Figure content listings
:::
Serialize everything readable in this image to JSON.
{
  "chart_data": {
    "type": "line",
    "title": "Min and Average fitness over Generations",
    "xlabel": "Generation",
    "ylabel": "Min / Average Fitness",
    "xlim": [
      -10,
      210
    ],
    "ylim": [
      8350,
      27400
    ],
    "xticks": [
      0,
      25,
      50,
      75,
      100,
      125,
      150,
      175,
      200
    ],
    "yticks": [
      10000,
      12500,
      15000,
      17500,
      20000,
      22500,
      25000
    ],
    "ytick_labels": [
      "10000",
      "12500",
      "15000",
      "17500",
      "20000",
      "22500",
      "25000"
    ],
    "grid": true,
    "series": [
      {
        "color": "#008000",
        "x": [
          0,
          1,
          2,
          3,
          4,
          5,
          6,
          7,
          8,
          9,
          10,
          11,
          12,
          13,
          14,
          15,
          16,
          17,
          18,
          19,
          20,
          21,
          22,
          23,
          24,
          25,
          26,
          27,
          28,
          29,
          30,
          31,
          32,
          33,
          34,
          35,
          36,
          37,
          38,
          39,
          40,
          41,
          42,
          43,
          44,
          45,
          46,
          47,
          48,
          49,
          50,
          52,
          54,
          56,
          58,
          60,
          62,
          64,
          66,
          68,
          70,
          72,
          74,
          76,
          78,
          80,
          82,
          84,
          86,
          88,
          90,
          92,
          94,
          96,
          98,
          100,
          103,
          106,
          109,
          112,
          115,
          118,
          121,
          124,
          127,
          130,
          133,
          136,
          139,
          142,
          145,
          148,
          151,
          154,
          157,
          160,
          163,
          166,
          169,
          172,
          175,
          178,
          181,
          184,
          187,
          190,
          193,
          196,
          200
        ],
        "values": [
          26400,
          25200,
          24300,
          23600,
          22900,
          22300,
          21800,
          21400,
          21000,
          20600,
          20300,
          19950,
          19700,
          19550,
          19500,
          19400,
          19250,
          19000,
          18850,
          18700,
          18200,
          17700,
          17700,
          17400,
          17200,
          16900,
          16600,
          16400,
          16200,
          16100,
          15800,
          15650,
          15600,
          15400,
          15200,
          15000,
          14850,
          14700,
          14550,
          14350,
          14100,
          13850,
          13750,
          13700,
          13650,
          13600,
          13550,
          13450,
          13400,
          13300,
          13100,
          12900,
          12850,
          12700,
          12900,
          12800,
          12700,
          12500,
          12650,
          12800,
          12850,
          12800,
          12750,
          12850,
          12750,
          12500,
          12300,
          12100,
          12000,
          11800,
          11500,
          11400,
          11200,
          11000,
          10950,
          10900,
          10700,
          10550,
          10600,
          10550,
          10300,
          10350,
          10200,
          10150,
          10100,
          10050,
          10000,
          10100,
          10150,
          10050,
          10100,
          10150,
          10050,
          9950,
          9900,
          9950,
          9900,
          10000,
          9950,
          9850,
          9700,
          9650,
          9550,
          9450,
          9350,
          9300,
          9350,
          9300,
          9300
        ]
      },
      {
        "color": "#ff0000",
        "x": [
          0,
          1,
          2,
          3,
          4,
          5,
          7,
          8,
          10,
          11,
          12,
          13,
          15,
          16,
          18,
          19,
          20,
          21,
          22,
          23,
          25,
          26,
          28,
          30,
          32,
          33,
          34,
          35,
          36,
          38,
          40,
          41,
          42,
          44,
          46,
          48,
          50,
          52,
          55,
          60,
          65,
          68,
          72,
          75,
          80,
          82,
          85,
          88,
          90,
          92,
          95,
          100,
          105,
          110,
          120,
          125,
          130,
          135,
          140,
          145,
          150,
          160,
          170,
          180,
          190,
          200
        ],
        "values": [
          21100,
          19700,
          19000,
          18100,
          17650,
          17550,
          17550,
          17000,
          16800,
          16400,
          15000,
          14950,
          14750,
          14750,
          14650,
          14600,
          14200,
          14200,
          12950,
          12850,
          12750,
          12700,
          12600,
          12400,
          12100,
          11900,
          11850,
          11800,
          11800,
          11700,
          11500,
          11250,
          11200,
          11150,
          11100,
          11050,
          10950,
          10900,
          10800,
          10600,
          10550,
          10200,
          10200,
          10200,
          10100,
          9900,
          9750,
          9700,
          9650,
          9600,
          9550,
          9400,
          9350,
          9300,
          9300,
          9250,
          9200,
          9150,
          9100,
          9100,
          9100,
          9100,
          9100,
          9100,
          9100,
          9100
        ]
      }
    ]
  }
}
:::
JOB ▸ Reply with the number of lines in the preceding entries that contain "Average", and no other words.

EXERCISE RESULT ▸ 2